## Aim
Can you transcribe every line exactly and leave the pictures behind?

## Exercise material
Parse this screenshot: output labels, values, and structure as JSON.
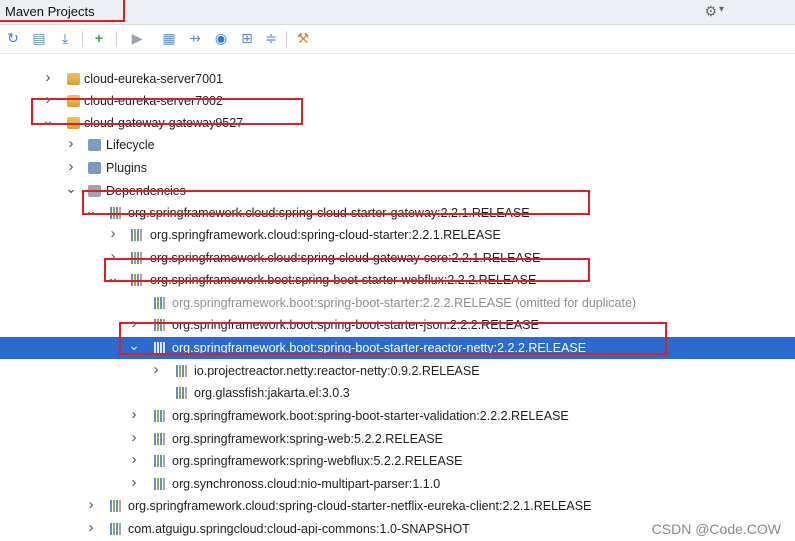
{
  "panel": {
    "title": "Maven Projects"
  },
  "toolbar": {
    "buttons": [
      "reimport-icon",
      "generate-sources-icon",
      "download-icon",
      "add-icon",
      "run-icon",
      "toggle-offline-icon",
      "skip-tests-icon",
      "lifecycle-icon",
      "show-dependencies-icon",
      "collapse-all-icon",
      "settings-icon"
    ]
  },
  "tree": [
    {
      "label": "cloud-eureka-server7001",
      "expanded": false,
      "icon": "module-icon"
    },
    {
      "label": "cloud-eureka-server7002",
      "expanded": false,
      "icon": "module-icon"
    },
    {
      "label": "cloud-gateway-gateway9527",
      "expanded": true,
      "icon": "module-icon"
    },
    {
      "label": "Lifecycle",
      "expanded": false,
      "icon": "folder-icon"
    },
    {
      "label": "Plugins",
      "expanded": false,
      "icon": "folder-icon"
    },
    {
      "label": "Dependencies",
      "expanded": true,
      "icon": "dependencies-icon"
    },
    {
      "label": "org.springframework.cloud:spring-cloud-starter-gateway:2.2.1.RELEASE",
      "expanded": true,
      "icon": "library-icon"
    },
    {
      "label": "org.springframework.cloud:spring-cloud-starter:2.2.1.RELEASE",
      "expanded": false,
      "icon": "library-icon"
    },
    {
      "label": "org.springframework.cloud:spring-cloud-gateway-core:2.2.1.RELEASE",
      "expanded": false,
      "icon": "library-icon"
    },
    {
      "label": "org.springframework.boot:spring-boot-starter-webflux:2.2.2.RELEASE",
      "expanded": true,
      "icon": "library-icon"
    },
    {
      "label": "org.springframework.boot:spring-boot-starter:2.2.2.RELEASE (omitted for duplicate)",
      "expanded": null,
      "icon": "library-icon"
    },
    {
      "label": "org.springframework.boot:spring-boot-starter-json:2.2.2.RELEASE",
      "expanded": false,
      "icon": "library-icon"
    },
    {
      "label": "org.springframework.boot:spring-boot-starter-reactor-netty:2.2.2.RELEASE",
      "expanded": true,
      "icon": "library-icon",
      "selected": true
    },
    {
      "label": "io.projectreactor.netty:reactor-netty:0.9.2.RELEASE",
      "expanded": false,
      "icon": "library-icon"
    },
    {
      "label": "org.glassfish:jakarta.el:3.0.3",
      "expanded": null,
      "icon": "library-icon"
    },
    {
      "label": "org.springframework.boot:spring-boot-starter-validation:2.2.2.RELEASE",
      "expanded": false,
      "icon": "library-icon"
    },
    {
      "label": "org.springframework:spring-web:5.2.2.RELEASE",
      "expanded": false,
      "icon": "library-icon"
    },
    {
      "label": "org.springframework:spring-webflux:5.2.2.RELEASE",
      "expanded": false,
      "icon": "library-icon"
    },
    {
      "label": "org.synchronoss.cloud:nio-multipart-parser:1.1.0",
      "expanded": false,
      "icon": "library-icon"
    },
    {
      "label": "org.springframework.cloud:spring-cloud-starter-netflix-eureka-client:2.2.1.RELEASE",
      "expanded": false,
      "icon": "library-icon"
    },
    {
      "label": "com.atguigu.springcloud:cloud-api-commons:1.0-SNAPSHOT",
      "expanded": false,
      "icon": "library-icon"
    }
  ],
  "watermark": "CSDN @Code.COW",
  "colors": {
    "selection": "#2b6ad1",
    "highlight_box": "#e02020"
  }
}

## Exercise solution
Parse this screenshot: output labels, values, and structure as JSON.
{
  "panel": {
    "title": "Maven Projects"
  },
  "toolbar": {
    "buttons": [
      "reimport-icon",
      "generate-sources-icon",
      "download-icon",
      "add-icon",
      "run-icon",
      "toggle-offline-icon",
      "skip-tests-icon",
      "lifecycle-icon",
      "show-dependencies-icon",
      "collapse-all-icon",
      "settings-icon"
    ]
  },
  "tree": [
    {
      "label": "cloud-eureka-server7001",
      "expanded": false,
      "icon": "module-icon"
    },
    {
      "label": "cloud-eureka-server7002",
      "expanded": false,
      "icon": "module-icon"
    },
    {
      "label": "cloud-gateway-gateway9527",
      "expanded": true,
      "icon": "module-icon"
    },
    {
      "label": "Lifecycle",
      "expanded": false,
      "icon": "folder-icon"
    },
    {
      "label": "Plugins",
      "expanded": false,
      "icon": "folder-icon"
    },
    {
      "label": "Dependencies",
      "expanded": true,
      "icon": "dependencies-icon"
    },
    {
      "label": "org.springframework.cloud:spring-cloud-starter-gateway:2.2.1.RELEASE",
      "expanded": true,
      "icon": "library-icon"
    },
    {
      "label": "org.springframework.cloud:spring-cloud-starter:2.2.1.RELEASE",
      "expanded": false,
      "icon": "library-icon"
    },
    {
      "label": "org.springframework.cloud:spring-cloud-gateway-core:2.2.1.RELEASE",
      "expanded": false,
      "icon": "library-icon"
    },
    {
      "label": "org.springframework.boot:spring-boot-starter-webflux:2.2.2.RELEASE",
      "expanded": true,
      "icon": "library-icon"
    },
    {
      "label": "org.springframework.boot:spring-boot-starter:2.2.2.RELEASE (omitted for duplicate)",
      "expanded": null,
      "icon": "library-icon"
    },
    {
      "label": "org.springframework.boot:spring-boot-starter-json:2.2.2.RELEASE",
      "expanded": false,
      "icon": "library-icon"
    },
    {
      "label": "org.springframework.boot:spring-boot-starter-reactor-netty:2.2.2.RELEASE",
      "expanded": true,
      "icon": "library-icon",
      "selected": true
    },
    {
      "label": "io.projectreactor.netty:reactor-netty:0.9.2.RELEASE",
      "expanded": false,
      "icon": "library-icon"
    },
    {
      "label": "org.glassfish:jakarta.el:3.0.3",
      "expanded": null,
      "icon": "library-icon"
    },
    {
      "label": "org.springframework.boot:spring-boot-starter-validation:2.2.2.RELEASE",
      "expanded": false,
      "icon": "library-icon"
    },
    {
      "label": "org.springframework:spring-web:5.2.2.RELEASE",
      "expanded": false,
      "icon": "library-icon"
    },
    {
      "label": "org.springframework:spring-webflux:5.2.2.RELEASE",
      "expanded": false,
      "icon": "library-icon"
    },
    {
      "label": "org.synchronoss.cloud:nio-multipart-parser:1.1.0",
      "expanded": false,
      "icon": "library-icon"
    },
    {
      "label": "org.springframework.cloud:spring-cloud-starter-netflix-eureka-client:2.2.1.RELEASE",
      "expanded": false,
      "icon": "library-icon"
    },
    {
      "label": "com.atguigu.springcloud:cloud-api-commons:1.0-SNAPSHOT",
      "expanded": false,
      "icon": "library-icon"
    }
  ],
  "watermark": "CSDN @Code.COW",
  "colors": {
    "selection": "#2b6ad1",
    "highlight_box": "#e02020"
  }
}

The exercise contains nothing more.